What you will do = Write out every entry exactly as given, but omit the pictures.

Entries with figure data =

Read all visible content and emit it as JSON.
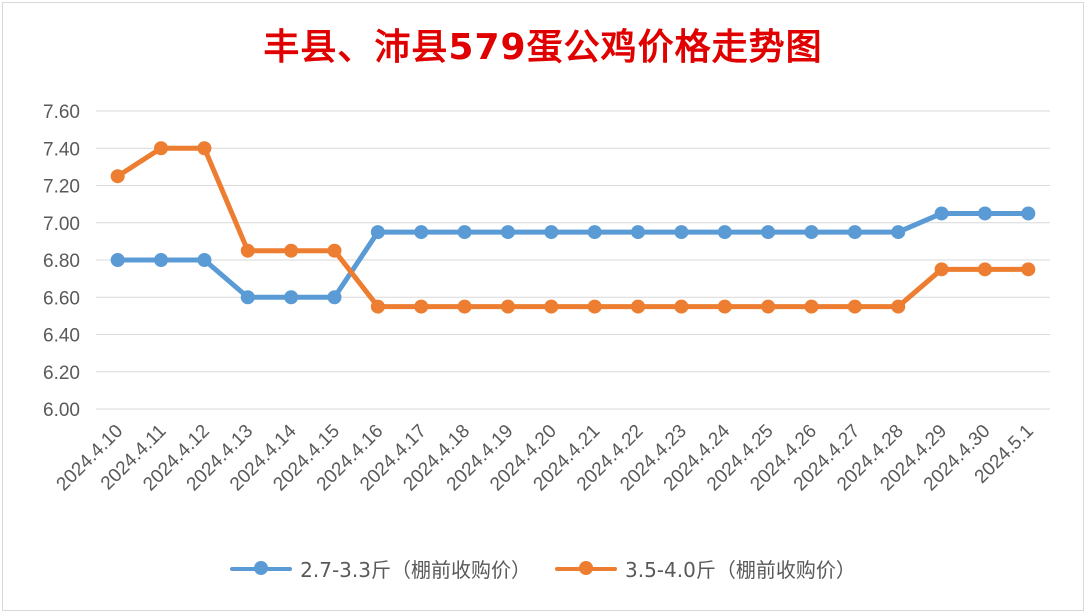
{
  "chart_data": {
    "type": "line",
    "title": "丰县、沛县579蛋公鸡价格走势图",
    "categories": [
      "2024.4.10",
      "2024.4.11",
      "2024.4.12",
      "2024.4.13",
      "2024.4.14",
      "2024.4.15",
      "2024.4.16",
      "2024.4.17",
      "2024.4.18",
      "2024.4.19",
      "2024.4.20",
      "2024.4.21",
      "2024.4.22",
      "2024.4.23",
      "2024.4.24",
      "2024.4.25",
      "2024.4.26",
      "2024.4.27",
      "2024.4.28",
      "2024.4.29",
      "2024.4.30",
      "2024.5.1"
    ],
    "yticks": [
      "6.00",
      "6.20",
      "6.40",
      "6.60",
      "6.80",
      "7.00",
      "7.20",
      "7.40",
      "7.60"
    ],
    "ylim": [
      6.0,
      7.6
    ],
    "grid": true,
    "legend_position": "bottom",
    "series": [
      {
        "name": "2.7-3.3斤（棚前收购价）",
        "color": "#5b9bd5",
        "values": [
          6.8,
          6.8,
          6.8,
          6.6,
          6.6,
          6.6,
          6.95,
          6.95,
          6.95,
          6.95,
          6.95,
          6.95,
          6.95,
          6.95,
          6.95,
          6.95,
          6.95,
          6.95,
          6.95,
          7.05,
          7.05,
          7.05
        ]
      },
      {
        "name": "3.5-4.0斤（棚前收购价）",
        "color": "#ed7d31",
        "values": [
          7.25,
          7.4,
          7.4,
          6.85,
          6.85,
          6.85,
          6.55,
          6.55,
          6.55,
          6.55,
          6.55,
          6.55,
          6.55,
          6.55,
          6.55,
          6.55,
          6.55,
          6.55,
          6.55,
          6.75,
          6.75,
          6.75
        ]
      }
    ]
  }
}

Output of the task =
Read all visible content and emit it as JSON.
{
  "chart_data": {
    "type": "line",
    "title": "丰县、沛县579蛋公鸡价格走势图",
    "categories": [
      "2024.4.10",
      "2024.4.11",
      "2024.4.12",
      "2024.4.13",
      "2024.4.14",
      "2024.4.15",
      "2024.4.16",
      "2024.4.17",
      "2024.4.18",
      "2024.4.19",
      "2024.4.20",
      "2024.4.21",
      "2024.4.22",
      "2024.4.23",
      "2024.4.24",
      "2024.4.25",
      "2024.4.26",
      "2024.4.27",
      "2024.4.28",
      "2024.4.29",
      "2024.4.30",
      "2024.5.1"
    ],
    "yticks": [
      "6.00",
      "6.20",
      "6.40",
      "6.60",
      "6.80",
      "7.00",
      "7.20",
      "7.40",
      "7.60"
    ],
    "ylim": [
      6.0,
      7.6
    ],
    "grid": true,
    "legend_position": "bottom",
    "series": [
      {
        "name": "2.7-3.3斤（棚前收购价）",
        "color": "#5b9bd5",
        "values": [
          6.8,
          6.8,
          6.8,
          6.6,
          6.6,
          6.6,
          6.95,
          6.95,
          6.95,
          6.95,
          6.95,
          6.95,
          6.95,
          6.95,
          6.95,
          6.95,
          6.95,
          6.95,
          6.95,
          7.05,
          7.05,
          7.05
        ]
      },
      {
        "name": "3.5-4.0斤（棚前收购价）",
        "color": "#ed7d31",
        "values": [
          7.25,
          7.4,
          7.4,
          6.85,
          6.85,
          6.85,
          6.55,
          6.55,
          6.55,
          6.55,
          6.55,
          6.55,
          6.55,
          6.55,
          6.55,
          6.55,
          6.55,
          6.55,
          6.55,
          6.75,
          6.75,
          6.75
        ]
      }
    ]
  }
}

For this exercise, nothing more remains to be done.